- [THE PROBLEM] Collect each line of the entries that holds the string "document".

- [DATA TO USE]
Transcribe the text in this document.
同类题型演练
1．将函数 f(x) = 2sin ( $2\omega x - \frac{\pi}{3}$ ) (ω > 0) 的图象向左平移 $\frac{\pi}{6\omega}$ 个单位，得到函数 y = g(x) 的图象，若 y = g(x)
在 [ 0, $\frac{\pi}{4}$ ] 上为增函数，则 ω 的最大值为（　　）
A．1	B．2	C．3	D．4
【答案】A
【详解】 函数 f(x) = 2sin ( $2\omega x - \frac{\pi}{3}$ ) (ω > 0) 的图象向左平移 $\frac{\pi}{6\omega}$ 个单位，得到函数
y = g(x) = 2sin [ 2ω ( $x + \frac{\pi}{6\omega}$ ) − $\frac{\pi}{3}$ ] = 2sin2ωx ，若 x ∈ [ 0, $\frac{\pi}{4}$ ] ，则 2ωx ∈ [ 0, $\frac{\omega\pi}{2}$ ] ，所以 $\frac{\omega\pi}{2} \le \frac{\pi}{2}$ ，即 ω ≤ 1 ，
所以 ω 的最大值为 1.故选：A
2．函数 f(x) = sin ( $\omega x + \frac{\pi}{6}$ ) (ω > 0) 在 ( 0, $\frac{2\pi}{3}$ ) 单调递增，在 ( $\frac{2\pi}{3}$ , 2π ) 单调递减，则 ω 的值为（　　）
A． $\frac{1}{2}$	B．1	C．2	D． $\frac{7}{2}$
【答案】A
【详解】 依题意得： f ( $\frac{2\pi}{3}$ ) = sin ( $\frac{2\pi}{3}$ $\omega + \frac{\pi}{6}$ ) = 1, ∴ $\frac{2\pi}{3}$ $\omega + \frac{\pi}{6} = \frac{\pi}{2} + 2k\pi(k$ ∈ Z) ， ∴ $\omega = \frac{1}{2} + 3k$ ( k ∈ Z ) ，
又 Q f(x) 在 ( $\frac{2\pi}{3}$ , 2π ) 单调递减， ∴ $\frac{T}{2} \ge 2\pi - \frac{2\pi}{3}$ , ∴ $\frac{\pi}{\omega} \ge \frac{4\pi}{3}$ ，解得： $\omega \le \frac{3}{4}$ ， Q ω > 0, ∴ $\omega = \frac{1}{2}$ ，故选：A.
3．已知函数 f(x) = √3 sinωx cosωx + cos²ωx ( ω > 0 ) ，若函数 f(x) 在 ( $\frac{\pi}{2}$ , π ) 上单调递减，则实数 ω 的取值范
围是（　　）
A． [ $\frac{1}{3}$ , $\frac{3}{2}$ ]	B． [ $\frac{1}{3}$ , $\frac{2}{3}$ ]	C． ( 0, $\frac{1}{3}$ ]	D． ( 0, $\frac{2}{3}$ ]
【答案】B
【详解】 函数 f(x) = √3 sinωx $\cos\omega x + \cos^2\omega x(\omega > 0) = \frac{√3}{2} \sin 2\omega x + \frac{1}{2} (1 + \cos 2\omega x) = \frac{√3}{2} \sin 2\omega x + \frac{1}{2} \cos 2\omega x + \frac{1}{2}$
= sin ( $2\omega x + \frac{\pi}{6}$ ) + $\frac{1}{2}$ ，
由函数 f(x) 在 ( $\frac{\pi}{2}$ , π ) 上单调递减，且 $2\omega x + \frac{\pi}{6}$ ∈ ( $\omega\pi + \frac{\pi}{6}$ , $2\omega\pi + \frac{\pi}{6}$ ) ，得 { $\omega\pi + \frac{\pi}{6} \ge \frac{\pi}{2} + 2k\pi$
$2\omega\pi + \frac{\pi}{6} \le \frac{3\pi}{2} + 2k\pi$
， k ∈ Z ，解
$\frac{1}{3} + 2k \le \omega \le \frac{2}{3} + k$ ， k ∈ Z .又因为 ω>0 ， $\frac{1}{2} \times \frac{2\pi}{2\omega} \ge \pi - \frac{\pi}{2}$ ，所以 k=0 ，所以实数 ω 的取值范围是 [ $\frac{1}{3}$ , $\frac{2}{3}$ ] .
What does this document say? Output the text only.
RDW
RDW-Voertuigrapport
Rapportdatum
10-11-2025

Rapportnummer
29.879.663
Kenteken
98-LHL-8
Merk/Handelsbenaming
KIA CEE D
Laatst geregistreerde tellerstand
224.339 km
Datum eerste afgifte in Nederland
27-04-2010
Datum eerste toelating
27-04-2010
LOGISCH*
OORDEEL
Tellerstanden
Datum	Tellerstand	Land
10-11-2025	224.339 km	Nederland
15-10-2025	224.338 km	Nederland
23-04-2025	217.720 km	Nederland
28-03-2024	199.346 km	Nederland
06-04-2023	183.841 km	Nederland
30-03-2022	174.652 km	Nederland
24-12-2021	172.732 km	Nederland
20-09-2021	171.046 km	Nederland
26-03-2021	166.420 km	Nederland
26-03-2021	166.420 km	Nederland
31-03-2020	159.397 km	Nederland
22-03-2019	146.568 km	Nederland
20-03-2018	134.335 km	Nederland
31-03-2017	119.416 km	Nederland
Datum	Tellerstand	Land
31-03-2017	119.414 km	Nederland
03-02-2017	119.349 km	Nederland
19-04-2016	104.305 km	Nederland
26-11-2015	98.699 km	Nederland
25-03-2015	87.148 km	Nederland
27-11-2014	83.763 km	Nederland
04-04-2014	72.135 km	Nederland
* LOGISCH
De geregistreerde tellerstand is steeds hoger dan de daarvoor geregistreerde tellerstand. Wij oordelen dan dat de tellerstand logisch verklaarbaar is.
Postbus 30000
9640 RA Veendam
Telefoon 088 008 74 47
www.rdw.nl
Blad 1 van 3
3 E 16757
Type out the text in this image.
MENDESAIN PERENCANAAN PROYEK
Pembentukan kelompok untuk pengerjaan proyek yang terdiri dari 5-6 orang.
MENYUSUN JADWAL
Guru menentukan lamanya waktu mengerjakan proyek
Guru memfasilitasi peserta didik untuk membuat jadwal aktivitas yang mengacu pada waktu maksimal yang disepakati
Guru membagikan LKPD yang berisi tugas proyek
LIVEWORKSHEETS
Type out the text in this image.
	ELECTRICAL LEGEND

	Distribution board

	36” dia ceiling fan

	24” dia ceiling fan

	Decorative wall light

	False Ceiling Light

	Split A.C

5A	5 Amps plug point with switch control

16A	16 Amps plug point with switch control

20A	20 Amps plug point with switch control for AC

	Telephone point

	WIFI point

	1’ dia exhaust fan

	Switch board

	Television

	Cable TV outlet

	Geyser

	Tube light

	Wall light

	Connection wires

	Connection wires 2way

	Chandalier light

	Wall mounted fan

- [ANSWER]
Transcribe the text in this document.
What does this document say? Output the text only.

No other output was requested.